§ Task details:
Copy each line that contains the word "barb".

*** Exercise input

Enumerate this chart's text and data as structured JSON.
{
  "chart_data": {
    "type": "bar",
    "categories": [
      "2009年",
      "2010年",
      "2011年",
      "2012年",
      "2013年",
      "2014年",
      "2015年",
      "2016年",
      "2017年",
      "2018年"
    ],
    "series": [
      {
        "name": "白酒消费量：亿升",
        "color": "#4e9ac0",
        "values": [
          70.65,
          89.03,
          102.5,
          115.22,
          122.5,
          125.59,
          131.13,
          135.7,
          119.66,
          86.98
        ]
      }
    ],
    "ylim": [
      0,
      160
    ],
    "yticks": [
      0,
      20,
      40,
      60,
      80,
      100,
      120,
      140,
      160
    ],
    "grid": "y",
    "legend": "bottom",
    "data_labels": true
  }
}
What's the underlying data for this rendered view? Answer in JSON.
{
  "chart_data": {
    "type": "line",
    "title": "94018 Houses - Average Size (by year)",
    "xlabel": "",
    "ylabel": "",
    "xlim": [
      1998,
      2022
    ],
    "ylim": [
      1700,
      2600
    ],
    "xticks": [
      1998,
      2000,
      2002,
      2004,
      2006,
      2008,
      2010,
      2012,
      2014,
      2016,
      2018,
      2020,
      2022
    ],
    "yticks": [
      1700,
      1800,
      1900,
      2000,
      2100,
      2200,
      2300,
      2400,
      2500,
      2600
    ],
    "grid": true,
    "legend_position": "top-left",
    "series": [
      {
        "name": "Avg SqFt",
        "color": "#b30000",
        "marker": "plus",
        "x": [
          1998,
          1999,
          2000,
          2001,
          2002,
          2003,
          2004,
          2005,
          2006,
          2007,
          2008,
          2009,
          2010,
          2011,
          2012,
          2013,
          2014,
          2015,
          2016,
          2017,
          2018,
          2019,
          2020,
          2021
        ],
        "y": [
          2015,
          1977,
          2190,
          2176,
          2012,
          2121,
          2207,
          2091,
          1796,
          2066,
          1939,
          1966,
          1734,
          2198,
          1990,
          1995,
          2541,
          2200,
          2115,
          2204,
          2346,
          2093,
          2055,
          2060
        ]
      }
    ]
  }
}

******
*** Exercise input

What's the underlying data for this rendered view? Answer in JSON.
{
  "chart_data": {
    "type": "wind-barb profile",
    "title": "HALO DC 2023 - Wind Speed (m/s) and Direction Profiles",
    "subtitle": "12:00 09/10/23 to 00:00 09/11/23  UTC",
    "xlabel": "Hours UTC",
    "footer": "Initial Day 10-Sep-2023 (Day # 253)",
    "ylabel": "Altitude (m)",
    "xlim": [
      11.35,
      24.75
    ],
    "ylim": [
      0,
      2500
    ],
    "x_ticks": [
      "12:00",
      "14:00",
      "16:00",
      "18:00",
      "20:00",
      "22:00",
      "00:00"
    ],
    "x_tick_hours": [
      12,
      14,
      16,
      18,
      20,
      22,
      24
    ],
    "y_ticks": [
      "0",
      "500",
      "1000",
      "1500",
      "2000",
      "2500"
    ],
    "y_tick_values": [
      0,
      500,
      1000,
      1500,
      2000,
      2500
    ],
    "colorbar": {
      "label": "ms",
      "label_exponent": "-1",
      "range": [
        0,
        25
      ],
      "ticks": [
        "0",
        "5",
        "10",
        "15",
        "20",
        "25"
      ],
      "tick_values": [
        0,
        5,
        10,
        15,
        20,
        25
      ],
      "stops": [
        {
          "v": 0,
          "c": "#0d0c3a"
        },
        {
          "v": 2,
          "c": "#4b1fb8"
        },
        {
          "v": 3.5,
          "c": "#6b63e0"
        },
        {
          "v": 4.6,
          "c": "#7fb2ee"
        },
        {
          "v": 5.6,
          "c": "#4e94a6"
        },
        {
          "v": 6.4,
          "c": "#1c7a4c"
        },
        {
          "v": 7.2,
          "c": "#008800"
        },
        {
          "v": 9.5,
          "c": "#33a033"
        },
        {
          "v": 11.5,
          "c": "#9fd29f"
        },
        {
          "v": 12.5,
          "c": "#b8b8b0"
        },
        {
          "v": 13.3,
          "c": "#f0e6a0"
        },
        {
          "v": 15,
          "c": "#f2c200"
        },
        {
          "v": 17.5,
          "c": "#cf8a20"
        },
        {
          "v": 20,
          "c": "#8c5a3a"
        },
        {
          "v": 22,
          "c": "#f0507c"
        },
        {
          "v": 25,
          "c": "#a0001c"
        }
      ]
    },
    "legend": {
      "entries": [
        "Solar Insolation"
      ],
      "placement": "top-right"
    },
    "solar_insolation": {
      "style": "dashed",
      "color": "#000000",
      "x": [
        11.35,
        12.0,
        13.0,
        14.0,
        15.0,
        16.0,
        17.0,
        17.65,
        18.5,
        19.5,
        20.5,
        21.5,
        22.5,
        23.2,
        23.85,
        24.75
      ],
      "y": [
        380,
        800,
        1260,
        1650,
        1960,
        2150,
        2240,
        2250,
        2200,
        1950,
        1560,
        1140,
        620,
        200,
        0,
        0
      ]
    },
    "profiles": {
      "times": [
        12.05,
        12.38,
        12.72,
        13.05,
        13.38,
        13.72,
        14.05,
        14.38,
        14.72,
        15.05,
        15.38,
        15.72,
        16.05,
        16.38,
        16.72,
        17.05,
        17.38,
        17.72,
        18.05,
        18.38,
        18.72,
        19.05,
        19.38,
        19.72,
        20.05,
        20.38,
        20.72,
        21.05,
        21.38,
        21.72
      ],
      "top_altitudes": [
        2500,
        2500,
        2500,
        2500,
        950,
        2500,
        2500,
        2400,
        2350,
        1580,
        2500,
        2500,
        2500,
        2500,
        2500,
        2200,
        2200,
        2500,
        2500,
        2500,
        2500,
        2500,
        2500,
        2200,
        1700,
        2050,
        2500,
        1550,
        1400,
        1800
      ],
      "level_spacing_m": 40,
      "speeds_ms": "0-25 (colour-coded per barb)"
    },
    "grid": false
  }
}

******
*** Exercise input

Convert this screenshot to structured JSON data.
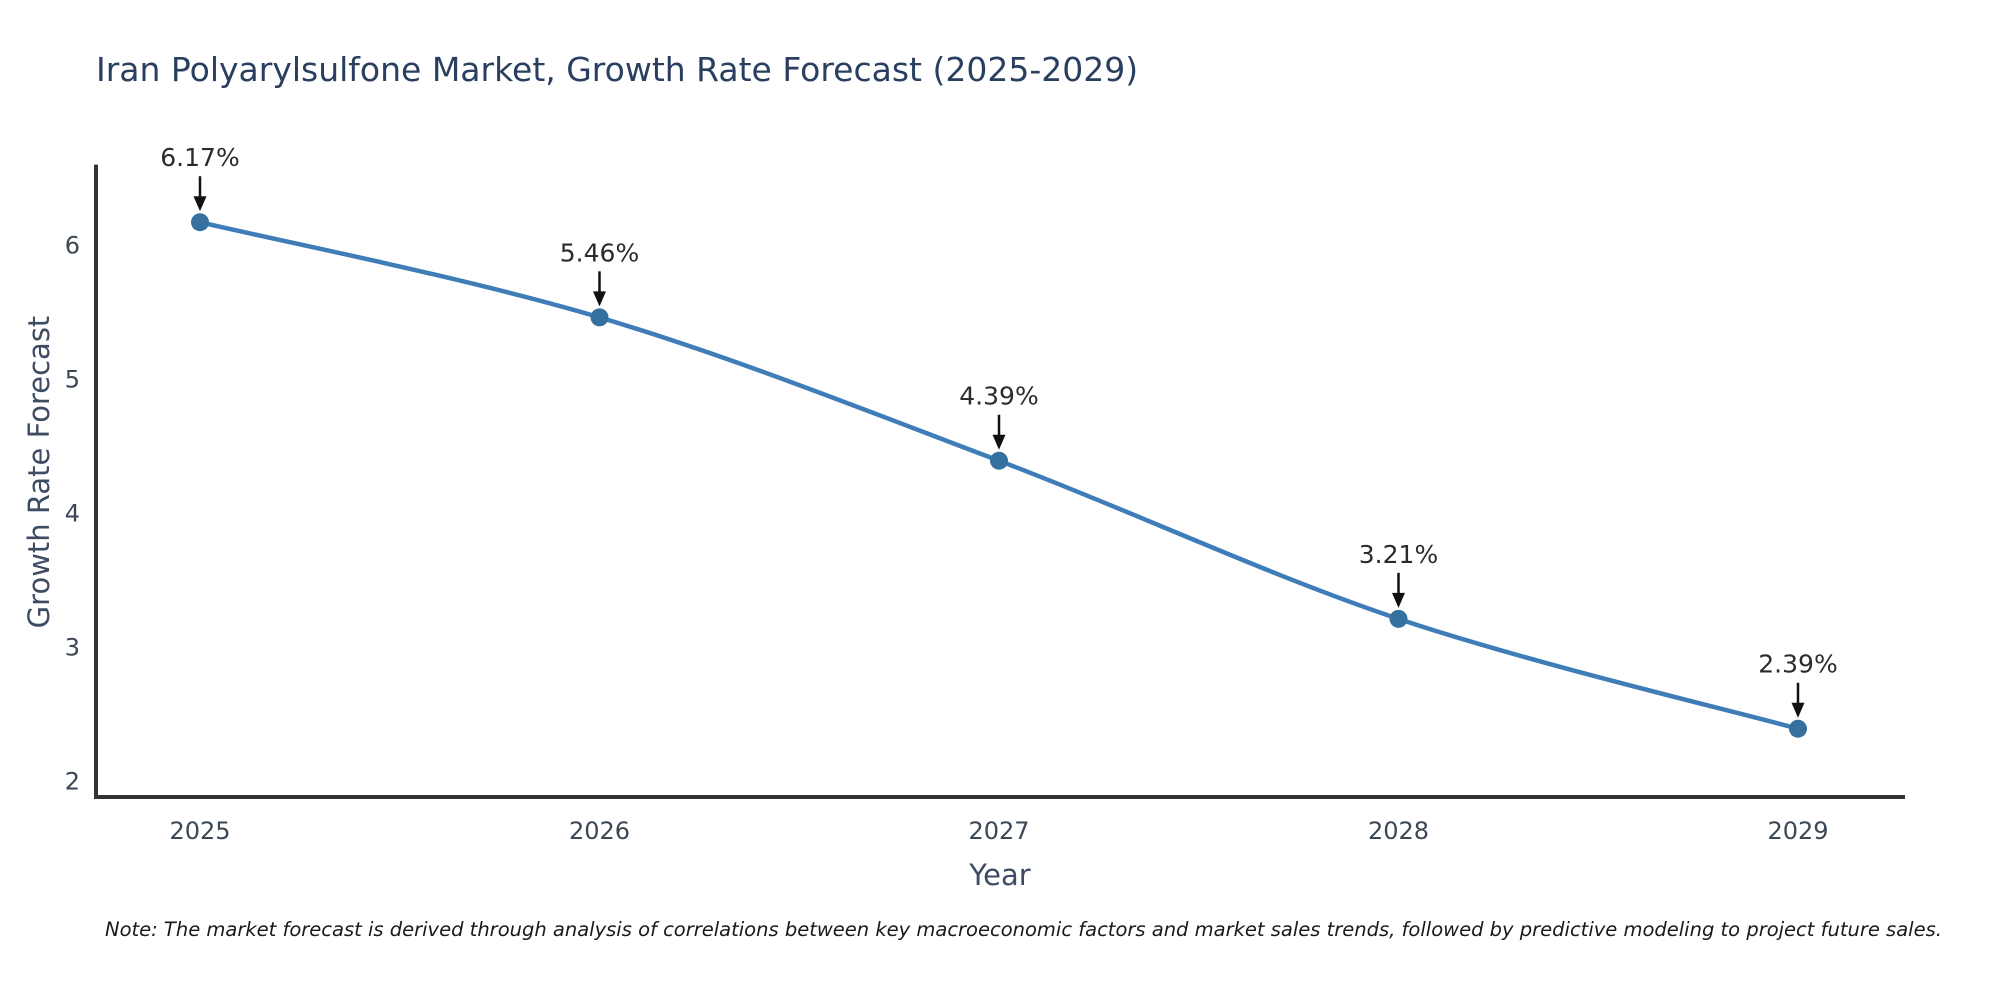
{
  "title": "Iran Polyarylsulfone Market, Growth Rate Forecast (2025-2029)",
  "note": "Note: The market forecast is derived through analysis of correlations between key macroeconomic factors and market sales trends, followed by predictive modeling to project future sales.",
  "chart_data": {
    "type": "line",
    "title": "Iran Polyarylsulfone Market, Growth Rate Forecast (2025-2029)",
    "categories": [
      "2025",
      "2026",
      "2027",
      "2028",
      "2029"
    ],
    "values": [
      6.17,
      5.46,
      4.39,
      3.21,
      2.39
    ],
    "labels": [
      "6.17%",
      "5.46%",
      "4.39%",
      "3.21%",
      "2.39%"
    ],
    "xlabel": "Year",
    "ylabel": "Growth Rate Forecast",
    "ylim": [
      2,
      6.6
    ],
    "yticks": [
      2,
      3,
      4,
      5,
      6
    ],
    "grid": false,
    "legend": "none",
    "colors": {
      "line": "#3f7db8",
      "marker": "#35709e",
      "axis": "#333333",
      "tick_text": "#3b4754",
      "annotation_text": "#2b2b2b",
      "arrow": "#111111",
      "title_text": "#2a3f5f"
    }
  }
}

******

§ Task output:
    "type": "wind-barb profile",
      "speeds_ms": "0-25 (colour-coded per barb)"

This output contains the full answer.